**Aim of the task:** Echo the data word for word, from its first line through the line holding "output-line: Fetched 97.5", both ends included.

**Data on where elements appear:**
^^^^

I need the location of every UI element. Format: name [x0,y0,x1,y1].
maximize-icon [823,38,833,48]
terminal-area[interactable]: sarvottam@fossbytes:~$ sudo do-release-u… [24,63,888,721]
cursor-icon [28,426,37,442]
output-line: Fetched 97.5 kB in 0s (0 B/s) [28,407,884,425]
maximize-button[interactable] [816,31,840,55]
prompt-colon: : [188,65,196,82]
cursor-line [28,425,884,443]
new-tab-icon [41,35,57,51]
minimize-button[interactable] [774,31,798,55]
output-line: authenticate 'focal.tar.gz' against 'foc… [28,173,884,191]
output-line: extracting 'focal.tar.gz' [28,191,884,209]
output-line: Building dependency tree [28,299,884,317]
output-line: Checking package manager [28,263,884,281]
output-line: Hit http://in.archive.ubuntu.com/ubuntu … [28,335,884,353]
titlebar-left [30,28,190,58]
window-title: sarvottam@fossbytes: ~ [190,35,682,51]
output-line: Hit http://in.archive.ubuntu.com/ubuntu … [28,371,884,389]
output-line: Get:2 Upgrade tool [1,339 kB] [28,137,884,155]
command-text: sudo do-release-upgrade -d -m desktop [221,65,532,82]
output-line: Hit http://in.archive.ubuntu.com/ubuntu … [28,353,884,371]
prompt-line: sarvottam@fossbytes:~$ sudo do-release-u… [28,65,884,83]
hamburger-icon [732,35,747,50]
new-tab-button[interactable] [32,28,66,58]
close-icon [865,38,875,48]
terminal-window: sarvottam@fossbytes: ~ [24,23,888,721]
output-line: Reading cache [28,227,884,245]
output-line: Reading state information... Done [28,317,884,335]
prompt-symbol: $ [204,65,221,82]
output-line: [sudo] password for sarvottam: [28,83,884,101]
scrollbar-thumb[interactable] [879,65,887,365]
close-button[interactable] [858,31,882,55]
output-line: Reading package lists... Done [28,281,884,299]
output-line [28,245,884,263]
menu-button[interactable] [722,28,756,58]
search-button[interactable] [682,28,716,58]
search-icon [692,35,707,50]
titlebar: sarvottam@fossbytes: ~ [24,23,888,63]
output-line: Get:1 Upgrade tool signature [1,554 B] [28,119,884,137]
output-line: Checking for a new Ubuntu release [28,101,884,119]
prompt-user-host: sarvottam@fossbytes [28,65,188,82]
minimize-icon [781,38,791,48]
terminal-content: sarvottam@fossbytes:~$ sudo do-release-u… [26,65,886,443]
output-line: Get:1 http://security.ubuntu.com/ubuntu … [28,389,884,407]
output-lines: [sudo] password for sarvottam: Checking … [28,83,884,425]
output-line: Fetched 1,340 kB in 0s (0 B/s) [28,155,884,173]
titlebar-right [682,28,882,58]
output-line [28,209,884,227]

^^^^

**Expected output:**
I need the location of every UI element. Format: name [x0,y0,x1,y1].
maximize-icon [823,38,833,48]
terminal-area[interactable]: sarvottam@fossbytes:~$ sudo do-release-u… [24,63,888,721]
cursor-icon [28,426,37,442]
output-line: Fetched 97.5 kB in 0s (0 B/s) [28,407,884,425]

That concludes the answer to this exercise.